__What the exercise asks__:
Go through the data below. Pull out every line that has the word "history".

(Data items)
----

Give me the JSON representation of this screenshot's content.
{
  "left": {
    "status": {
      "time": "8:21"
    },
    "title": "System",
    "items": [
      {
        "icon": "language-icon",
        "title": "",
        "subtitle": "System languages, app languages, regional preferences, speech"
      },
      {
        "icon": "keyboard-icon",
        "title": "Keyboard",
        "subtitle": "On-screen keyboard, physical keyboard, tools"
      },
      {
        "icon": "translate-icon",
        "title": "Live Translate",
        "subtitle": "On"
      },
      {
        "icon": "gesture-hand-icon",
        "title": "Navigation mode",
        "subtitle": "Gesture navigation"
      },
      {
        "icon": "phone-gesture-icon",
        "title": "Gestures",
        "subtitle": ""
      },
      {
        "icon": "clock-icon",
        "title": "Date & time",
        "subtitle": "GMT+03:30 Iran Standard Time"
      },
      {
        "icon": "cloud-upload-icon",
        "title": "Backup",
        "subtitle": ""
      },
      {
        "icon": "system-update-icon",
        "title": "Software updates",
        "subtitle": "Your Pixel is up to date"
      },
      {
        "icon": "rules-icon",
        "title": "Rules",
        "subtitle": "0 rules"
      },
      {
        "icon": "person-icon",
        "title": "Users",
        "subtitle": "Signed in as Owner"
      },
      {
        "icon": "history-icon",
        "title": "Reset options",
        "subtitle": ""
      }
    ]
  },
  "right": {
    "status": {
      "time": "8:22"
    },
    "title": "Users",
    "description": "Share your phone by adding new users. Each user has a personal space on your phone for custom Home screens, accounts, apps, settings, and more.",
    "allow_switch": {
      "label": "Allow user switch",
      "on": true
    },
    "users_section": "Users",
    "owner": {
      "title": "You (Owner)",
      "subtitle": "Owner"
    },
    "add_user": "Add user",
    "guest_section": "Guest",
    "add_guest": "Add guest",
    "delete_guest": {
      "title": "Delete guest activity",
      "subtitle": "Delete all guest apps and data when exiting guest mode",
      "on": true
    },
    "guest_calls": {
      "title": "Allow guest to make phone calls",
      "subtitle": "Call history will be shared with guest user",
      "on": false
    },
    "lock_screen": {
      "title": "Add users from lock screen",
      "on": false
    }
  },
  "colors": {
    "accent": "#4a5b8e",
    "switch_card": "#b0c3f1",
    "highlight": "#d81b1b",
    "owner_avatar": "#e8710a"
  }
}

----

__Solution to this exercise__:
        "icon": "history-icon",
      "subtitle": "Call history will be shared with guest user",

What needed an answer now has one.